**SET TASK**
For each line below that contains the string "budget", copy that line.

Raw records:

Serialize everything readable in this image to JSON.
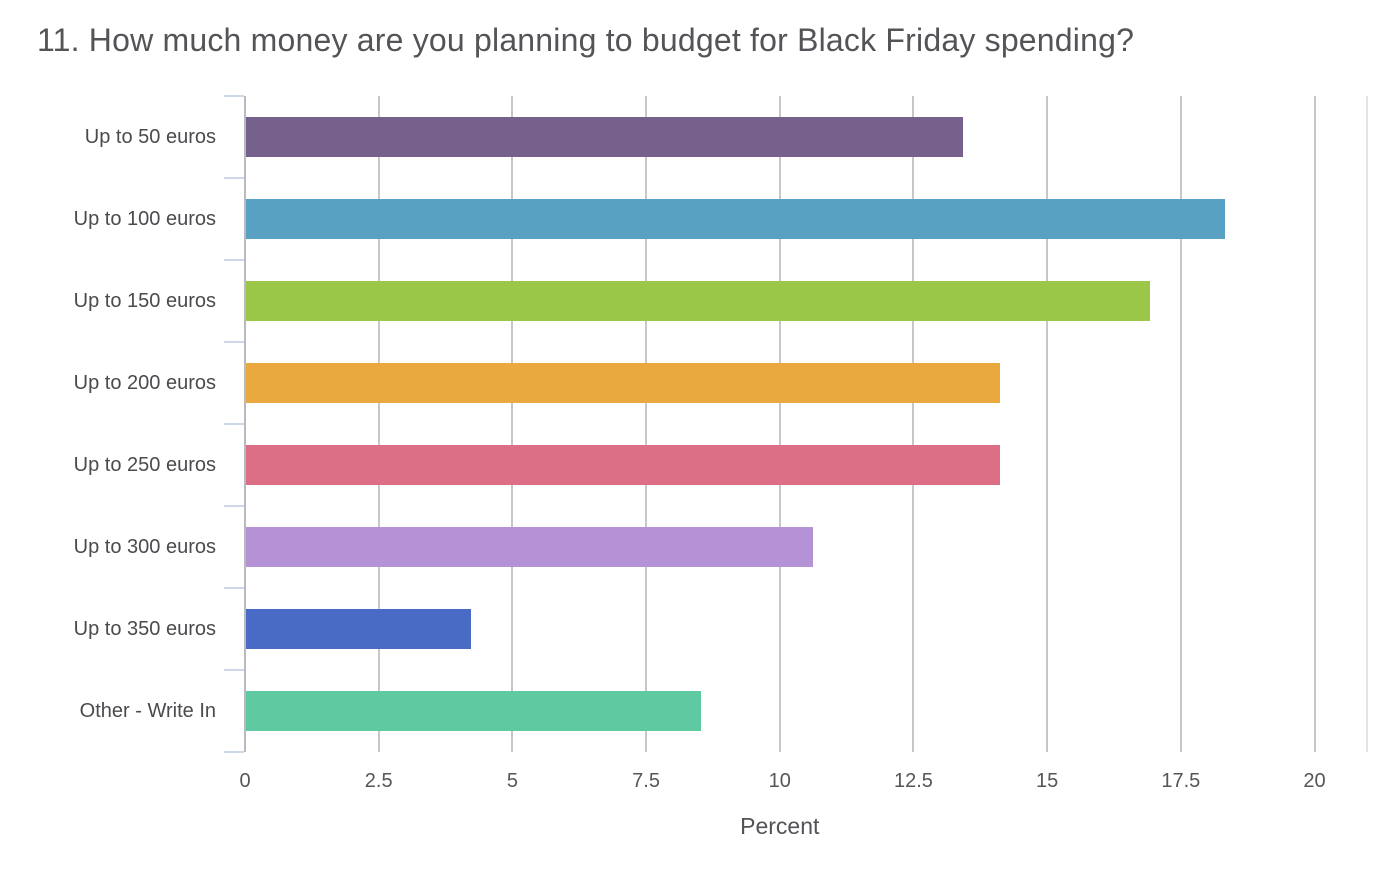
{
  "title": "11. How much money are you planning to budget for Black Friday spending?",
  "chart_data": {
    "type": "bar",
    "orientation": "horizontal",
    "title": "11. How much money are you planning to budget for Black Friday spending?",
    "categories": [
      "Up to 50 euros",
      "Up to 100 euros",
      "Up to 150 euros",
      "Up to 200 euros",
      "Up to 250 euros",
      "Up to 300 euros",
      "Up to 350 euros",
      "Other - Write In"
    ],
    "values": [
      13.4,
      18.3,
      16.9,
      14.1,
      14.1,
      10.6,
      4.2,
      8.5
    ],
    "bar_colors": [
      "#75618B",
      "#59A1C2",
      "#9AC748",
      "#E9A93E",
      "#DC6E85",
      "#B591D5",
      "#4A6BC5",
      "#5FC9A1"
    ],
    "xlabel": "Percent",
    "ylabel": "",
    "xticks": [
      0,
      2.5,
      5,
      7.5,
      10,
      12.5,
      15,
      17.5,
      20
    ],
    "xtick_labels": [
      "0",
      "2.5",
      "5",
      "7.5",
      "10",
      "12.5",
      "15",
      "17.5",
      "20"
    ],
    "xlim": [
      0,
      21
    ],
    "grid": "vertical-only",
    "legend": "none",
    "colors": {
      "gridline": "#c7c7c9",
      "plot_right_border": "#e4e4e6",
      "y_axis_line": "#b9babd",
      "y_tick": "#ccd7e9",
      "title_text": "#525457",
      "category_text": "#4a4b4e",
      "tick_text": "#55565a",
      "background": "#ffffff"
    }
  }
}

**EXERCISE RESPONSE**
  "title": "11. How much money are you planning to budget for Black Friday spending?",
    "title": "11. How much money are you planning to budget for Black Friday spending?",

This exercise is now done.